[Annotated listings of elements]

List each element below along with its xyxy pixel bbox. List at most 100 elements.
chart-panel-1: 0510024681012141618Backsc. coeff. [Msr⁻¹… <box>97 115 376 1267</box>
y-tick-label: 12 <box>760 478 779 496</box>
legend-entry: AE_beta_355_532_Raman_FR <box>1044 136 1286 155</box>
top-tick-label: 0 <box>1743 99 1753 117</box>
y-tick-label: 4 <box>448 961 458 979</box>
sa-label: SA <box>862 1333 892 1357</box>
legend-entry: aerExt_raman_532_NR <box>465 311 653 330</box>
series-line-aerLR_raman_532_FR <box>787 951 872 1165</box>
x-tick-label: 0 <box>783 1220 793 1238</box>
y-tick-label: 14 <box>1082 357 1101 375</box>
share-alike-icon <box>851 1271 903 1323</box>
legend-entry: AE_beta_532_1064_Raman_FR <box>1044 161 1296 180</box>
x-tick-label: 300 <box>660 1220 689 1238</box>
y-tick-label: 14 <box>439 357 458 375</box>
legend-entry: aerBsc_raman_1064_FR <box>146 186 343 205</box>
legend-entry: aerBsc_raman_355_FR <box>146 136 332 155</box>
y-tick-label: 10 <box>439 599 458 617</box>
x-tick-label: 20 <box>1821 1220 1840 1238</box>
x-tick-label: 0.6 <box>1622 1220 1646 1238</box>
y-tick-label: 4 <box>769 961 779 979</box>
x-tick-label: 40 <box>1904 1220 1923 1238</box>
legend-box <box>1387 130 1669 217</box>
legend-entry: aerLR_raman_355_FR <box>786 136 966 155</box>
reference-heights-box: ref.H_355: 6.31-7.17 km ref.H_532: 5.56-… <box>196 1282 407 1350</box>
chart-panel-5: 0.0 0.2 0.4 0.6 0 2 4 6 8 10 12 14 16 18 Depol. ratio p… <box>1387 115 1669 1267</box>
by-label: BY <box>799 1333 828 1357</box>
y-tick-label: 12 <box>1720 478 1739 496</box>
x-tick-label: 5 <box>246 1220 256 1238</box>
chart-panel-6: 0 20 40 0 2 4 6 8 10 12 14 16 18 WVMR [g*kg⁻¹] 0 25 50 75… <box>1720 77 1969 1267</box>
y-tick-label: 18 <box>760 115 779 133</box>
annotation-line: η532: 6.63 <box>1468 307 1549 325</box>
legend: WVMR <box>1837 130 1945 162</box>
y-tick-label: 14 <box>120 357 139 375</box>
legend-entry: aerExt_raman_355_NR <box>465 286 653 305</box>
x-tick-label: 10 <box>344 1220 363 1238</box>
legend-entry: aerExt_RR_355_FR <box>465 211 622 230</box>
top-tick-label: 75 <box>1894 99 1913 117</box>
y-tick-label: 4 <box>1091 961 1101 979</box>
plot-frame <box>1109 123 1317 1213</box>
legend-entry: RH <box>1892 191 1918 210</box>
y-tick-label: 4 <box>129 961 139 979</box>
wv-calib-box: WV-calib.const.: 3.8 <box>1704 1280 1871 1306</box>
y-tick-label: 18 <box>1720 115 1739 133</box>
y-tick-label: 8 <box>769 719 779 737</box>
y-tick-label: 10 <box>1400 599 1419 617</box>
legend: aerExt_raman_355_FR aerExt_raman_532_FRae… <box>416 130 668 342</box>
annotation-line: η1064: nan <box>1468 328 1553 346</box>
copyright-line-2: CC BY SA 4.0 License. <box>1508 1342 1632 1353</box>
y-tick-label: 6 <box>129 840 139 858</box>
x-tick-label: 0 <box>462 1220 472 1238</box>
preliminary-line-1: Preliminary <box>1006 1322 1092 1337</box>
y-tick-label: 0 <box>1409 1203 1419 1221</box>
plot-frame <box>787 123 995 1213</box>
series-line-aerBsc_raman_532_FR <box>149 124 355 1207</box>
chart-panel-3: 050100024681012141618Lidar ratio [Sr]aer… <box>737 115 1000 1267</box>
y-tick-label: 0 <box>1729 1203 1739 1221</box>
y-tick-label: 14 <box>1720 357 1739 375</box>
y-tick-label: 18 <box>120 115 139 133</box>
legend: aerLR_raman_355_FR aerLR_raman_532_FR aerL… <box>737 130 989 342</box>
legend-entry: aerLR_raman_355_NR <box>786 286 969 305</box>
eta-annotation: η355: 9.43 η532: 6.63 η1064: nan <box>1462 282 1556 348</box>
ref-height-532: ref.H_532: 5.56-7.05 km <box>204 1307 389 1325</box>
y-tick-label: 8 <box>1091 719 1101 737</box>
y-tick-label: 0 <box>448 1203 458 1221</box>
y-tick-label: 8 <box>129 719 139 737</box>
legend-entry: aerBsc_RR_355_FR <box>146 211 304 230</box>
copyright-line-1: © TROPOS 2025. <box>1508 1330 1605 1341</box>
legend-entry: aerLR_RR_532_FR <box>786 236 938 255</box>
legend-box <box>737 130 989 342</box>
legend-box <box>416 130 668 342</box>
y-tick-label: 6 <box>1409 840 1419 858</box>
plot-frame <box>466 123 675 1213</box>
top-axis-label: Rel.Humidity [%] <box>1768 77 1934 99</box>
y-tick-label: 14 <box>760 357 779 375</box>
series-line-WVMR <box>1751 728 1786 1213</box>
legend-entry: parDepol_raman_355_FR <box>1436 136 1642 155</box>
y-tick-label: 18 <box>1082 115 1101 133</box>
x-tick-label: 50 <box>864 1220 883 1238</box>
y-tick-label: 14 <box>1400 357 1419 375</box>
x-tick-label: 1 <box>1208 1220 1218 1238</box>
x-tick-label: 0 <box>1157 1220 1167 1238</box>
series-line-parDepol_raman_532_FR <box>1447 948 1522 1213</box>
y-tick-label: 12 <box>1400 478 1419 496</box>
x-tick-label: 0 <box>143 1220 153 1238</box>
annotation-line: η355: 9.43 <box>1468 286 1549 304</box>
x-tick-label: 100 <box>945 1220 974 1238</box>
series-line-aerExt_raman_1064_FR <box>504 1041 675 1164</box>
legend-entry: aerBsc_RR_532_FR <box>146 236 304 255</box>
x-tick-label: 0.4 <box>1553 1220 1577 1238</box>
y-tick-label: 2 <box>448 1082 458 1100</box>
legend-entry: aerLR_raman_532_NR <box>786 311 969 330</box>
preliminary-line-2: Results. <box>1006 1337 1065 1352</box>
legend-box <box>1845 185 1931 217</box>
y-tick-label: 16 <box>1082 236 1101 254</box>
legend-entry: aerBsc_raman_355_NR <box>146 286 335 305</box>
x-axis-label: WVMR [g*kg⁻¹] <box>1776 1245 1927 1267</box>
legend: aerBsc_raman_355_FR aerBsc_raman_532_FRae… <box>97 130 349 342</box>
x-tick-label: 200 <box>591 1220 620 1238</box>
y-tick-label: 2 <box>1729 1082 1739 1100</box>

• What is needed
Can you reproduce every one of the lines above word for word?

• Answer below
List each element below along with its xyxy pixel bbox. List at most 100 elements.
chart-panel-1: 0510024681012141618Backsc. coeff. [Msr⁻¹… <box>97 115 376 1267</box>
y-tick-label: 12 <box>760 478 779 496</box>
legend-entry: AE_beta_355_532_Raman_FR <box>1044 136 1286 155</box>
top-tick-label: 0 <box>1743 99 1753 117</box>
y-tick-label: 4 <box>448 961 458 979</box>
sa-label: SA <box>862 1333 892 1357</box>
legend-entry: aerExt_raman_532_NR <box>465 311 653 330</box>
series-line-aerLR_raman_532_FR <box>787 951 872 1165</box>
x-tick-label: 0 <box>783 1220 793 1238</box>
y-tick-label: 14 <box>1082 357 1101 375</box>
share-alike-icon <box>851 1271 903 1323</box>
legend-entry: AE_beta_532_1064_Raman_FR <box>1044 161 1296 180</box>
x-tick-label: 300 <box>660 1220 689 1238</box>
y-tick-label: 14 <box>439 357 458 375</box>
legend-entry: aerBsc_raman_1064_FR <box>146 186 343 205</box>
legend-entry: aerBsc_raman_355_FR <box>146 136 332 155</box>
y-tick-label: 10 <box>439 599 458 617</box>
x-tick-label: 20 <box>1821 1220 1840 1238</box>
x-tick-label: 0.6 <box>1622 1220 1646 1238</box>
y-tick-label: 4 <box>769 961 779 979</box>
x-tick-label: 40 <box>1904 1220 1923 1238</box>
legend-box <box>1387 130 1669 217</box>
legend-entry: aerLR_raman_355_FR <box>786 136 966 155</box>
reference-heights-box: ref.H_355: 6.31-7.17 km ref.H_532: 5.56-… <box>196 1282 407 1350</box>
chart-panel-5: 0.0 0.2 0.4 0.6 0 2 4 6 8 10 12 14 16 18 Depol. ratio p… <box>1387 115 1669 1267</box>
by-label: BY <box>799 1333 828 1357</box>
y-tick-label: 12 <box>1720 478 1739 496</box>
x-tick-label: 5 <box>246 1220 256 1238</box>
chart-panel-6: 0 20 40 0 2 4 6 8 10 12 14 16 18 WVMR [g*kg⁻¹] 0 25 50 75… <box>1720 77 1969 1267</box>
y-tick-label: 18 <box>760 115 779 133</box>
annotation-line: η532: 6.63 <box>1468 307 1549 325</box>
legend: WVMR <box>1837 130 1945 162</box>
y-tick-label: 14 <box>120 357 139 375</box>
legend-entry: aerExt_raman_355_NR <box>465 286 653 305</box>
x-tick-label: 10 <box>344 1220 363 1238</box>
legend-entry: aerExt_RR_355_FR <box>465 211 622 230</box>
top-tick-label: 75 <box>1894 99 1913 117</box>
y-tick-label: 4 <box>1091 961 1101 979</box>
plot-frame <box>1109 123 1317 1213</box>
legend-entry: RH <box>1892 191 1918 210</box>
y-tick-label: 4 <box>129 961 139 979</box>
wv-calib-box: WV-calib.const.: 3.8 <box>1704 1280 1871 1306</box>
y-tick-label: 18 <box>1720 115 1739 133</box>
y-tick-label: 8 <box>769 719 779 737</box>
y-tick-label: 10 <box>1400 599 1419 617</box>
legend: aerExt_raman_355_FR aerExt_raman_532_FRae… <box>416 130 668 342</box>
annotation-line: η1064: nan <box>1468 328 1553 346</box>
copyright-line-2: CC BY SA 4.0 License. <box>1508 1342 1632 1353</box>
y-tick-label: 6 <box>129 840 139 858</box>
x-tick-label: 0 <box>462 1220 472 1238</box>
preliminary-line-1: Preliminary <box>1006 1322 1092 1337</box>
y-tick-label: 0 <box>1409 1203 1419 1221</box>
plot-frame <box>787 123 995 1213</box>
series-line-aerBsc_raman_532_FR <box>149 124 355 1207</box>
chart-panel-3: 050100024681012141618Lidar ratio [Sr]aer… <box>737 115 1000 1267</box>
y-tick-label: 0 <box>1729 1203 1739 1221</box>
y-tick-label: 14 <box>1720 357 1739 375</box>
y-tick-label: 18 <box>120 115 139 133</box>
legend: aerLR_raman_355_FR aerLR_raman_532_FR aerL… <box>737 130 989 342</box>
legend-entry: aerLR_raman_355_NR <box>786 286 969 305</box>
eta-annotation: η355: 9.43 η532: 6.63 η1064: nan <box>1462 282 1556 348</box>
ref-height-532: ref.H_532: 5.56-7.05 km <box>204 1307 389 1325</box>
y-tick-label: 8 <box>1091 719 1101 737</box>
y-tick-label: 0 <box>448 1203 458 1221</box>
y-tick-label: 8 <box>129 719 139 737</box>
legend-entry: aerBsc_RR_355_FR <box>146 211 304 230</box>
copyright-line-1: © TROPOS 2025. <box>1508 1330 1605 1341</box>
legend-entry: aerLR_RR_532_FR <box>786 236 938 255</box>
legend-box <box>737 130 989 342</box>
legend-box <box>416 130 668 342</box>
y-tick-label: 6 <box>1409 840 1419 858</box>
plot-frame <box>466 123 675 1213</box>
top-axis-label: Rel.Humidity [%] <box>1768 77 1934 99</box>
y-tick-label: 14 <box>760 357 779 375</box>
series-line-WVMR <box>1751 728 1786 1213</box>
legend-entry: parDepol_raman_355_FR <box>1436 136 1642 155</box>
y-tick-label: 18 <box>1082 115 1101 133</box>
x-tick-label: 50 <box>864 1220 883 1238</box>
y-tick-label: 14 <box>1400 357 1419 375</box>
x-tick-label: 1 <box>1208 1220 1218 1238</box>
x-tick-label: 0 <box>1157 1220 1167 1238</box>
series-line-parDepol_raman_532_FR <box>1447 948 1522 1213</box>
y-tick-label: 12 <box>1400 478 1419 496</box>
x-tick-label: 0 <box>143 1220 153 1238</box>
annotation-line: η355: 9.43 <box>1468 286 1549 304</box>
x-tick-label: 100 <box>945 1220 974 1238</box>
series-line-aerExt_raman_1064_FR <box>504 1041 675 1164</box>
legend-entry: aerBsc_RR_532_FR <box>146 236 304 255</box>
x-tick-label: 0.4 <box>1553 1220 1577 1238</box>
y-tick-label: 2 <box>448 1082 458 1100</box>
legend-entry: aerLR_raman_532_NR <box>786 311 969 330</box>
preliminary-line-2: Results. <box>1006 1337 1065 1352</box>
legend-box <box>1845 185 1931 217</box>
y-tick-label: 16 <box>1082 236 1101 254</box>
legend-entry: aerBsc_raman_355_NR <box>146 286 335 305</box>
x-axis-label: WVMR [g*kg⁻¹] <box>1776 1245 1927 1267</box>
legend: aerBsc_raman_355_FR aerBsc_raman_532_FRae… <box>97 130 349 342</box>
x-tick-label: 200 <box>591 1220 620 1238</box>
y-tick-label: 2 <box>1729 1082 1739 1100</box>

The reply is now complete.